**Saved data entries**
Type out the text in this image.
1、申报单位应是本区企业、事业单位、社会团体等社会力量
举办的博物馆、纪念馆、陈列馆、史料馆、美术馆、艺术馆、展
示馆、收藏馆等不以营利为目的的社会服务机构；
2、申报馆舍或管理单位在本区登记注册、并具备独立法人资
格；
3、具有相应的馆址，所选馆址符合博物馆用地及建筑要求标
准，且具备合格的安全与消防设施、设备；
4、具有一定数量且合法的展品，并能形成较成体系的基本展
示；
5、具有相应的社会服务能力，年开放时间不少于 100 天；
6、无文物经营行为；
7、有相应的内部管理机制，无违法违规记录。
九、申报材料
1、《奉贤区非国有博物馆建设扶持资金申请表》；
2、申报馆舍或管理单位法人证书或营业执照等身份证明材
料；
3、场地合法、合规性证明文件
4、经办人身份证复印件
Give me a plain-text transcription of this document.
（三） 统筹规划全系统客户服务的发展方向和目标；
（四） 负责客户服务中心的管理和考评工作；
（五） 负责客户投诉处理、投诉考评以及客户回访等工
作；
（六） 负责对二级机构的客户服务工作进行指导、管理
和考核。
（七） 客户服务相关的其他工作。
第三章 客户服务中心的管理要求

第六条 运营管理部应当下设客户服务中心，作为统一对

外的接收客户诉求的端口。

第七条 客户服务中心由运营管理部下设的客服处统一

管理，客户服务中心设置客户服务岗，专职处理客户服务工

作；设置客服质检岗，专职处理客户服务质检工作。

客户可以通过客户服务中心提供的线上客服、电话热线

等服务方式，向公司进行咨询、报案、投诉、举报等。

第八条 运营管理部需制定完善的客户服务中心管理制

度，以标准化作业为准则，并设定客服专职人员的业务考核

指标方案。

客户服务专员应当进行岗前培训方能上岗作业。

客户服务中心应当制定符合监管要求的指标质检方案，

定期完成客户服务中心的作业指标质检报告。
* * *
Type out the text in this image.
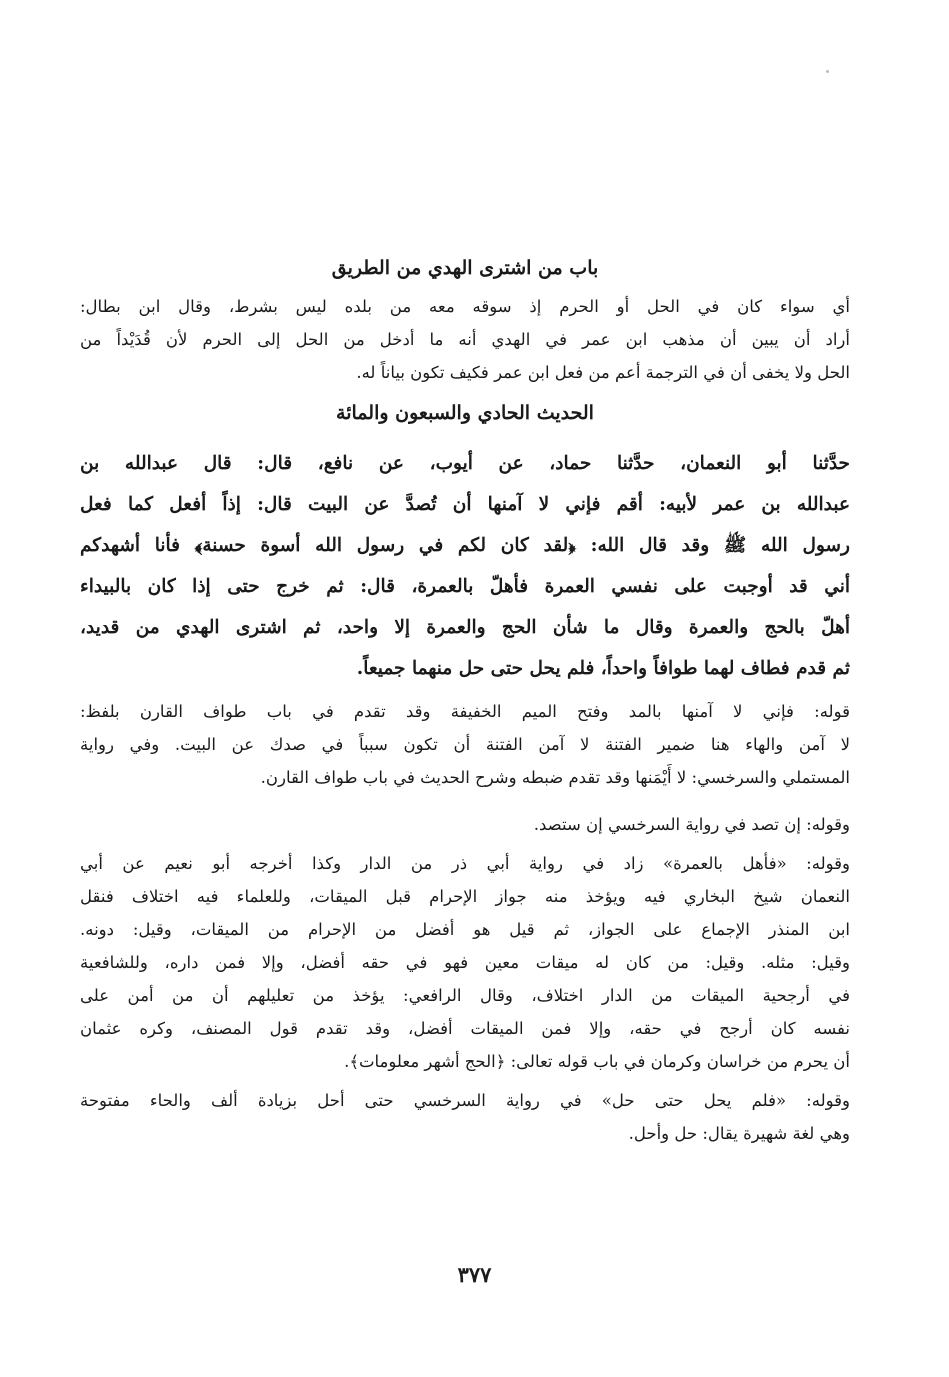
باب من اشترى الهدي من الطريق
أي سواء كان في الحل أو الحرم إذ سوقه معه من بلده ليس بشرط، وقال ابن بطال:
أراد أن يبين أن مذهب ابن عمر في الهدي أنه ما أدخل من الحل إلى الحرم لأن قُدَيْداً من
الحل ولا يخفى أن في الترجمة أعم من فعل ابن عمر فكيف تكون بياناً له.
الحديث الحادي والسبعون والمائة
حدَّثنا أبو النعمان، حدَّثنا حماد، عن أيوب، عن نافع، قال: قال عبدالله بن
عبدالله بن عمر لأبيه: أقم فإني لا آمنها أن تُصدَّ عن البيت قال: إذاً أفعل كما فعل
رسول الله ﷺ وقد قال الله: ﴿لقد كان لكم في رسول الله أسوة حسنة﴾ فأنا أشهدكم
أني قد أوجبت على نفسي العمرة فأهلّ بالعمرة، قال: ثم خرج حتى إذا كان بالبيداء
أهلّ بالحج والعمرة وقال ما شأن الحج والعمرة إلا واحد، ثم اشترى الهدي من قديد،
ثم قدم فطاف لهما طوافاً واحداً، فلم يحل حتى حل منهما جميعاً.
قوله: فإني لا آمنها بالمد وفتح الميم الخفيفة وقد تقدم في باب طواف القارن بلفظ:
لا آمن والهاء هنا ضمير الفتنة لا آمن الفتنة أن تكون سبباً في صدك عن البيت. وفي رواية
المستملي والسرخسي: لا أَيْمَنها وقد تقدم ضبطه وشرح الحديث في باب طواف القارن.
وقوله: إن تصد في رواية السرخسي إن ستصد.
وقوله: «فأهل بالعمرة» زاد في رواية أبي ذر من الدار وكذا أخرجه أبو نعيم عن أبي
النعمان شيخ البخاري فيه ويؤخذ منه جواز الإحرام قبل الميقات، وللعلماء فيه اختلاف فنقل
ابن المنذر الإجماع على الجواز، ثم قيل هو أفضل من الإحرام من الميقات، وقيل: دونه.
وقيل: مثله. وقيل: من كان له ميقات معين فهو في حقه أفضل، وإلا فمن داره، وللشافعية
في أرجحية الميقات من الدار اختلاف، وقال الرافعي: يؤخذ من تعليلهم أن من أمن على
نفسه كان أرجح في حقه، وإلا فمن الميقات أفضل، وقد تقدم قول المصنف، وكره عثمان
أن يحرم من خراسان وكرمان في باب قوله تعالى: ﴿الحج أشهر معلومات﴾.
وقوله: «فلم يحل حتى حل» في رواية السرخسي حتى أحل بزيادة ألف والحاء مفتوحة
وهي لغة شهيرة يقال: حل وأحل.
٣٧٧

**Problem details**
Identify the lines in the entries that hold "آمنها" and return each one.

**Exercise response**
عبدالله بن عمر لأبيه: أقم فإني لا آمنها أن تُصدَّ عن البيت قال: إذاً أفعل كما فعل
قوله: فإني لا آمنها بالمد وفتح الميم الخفيفة وقد تقدم في باب طواف القارن بلفظ:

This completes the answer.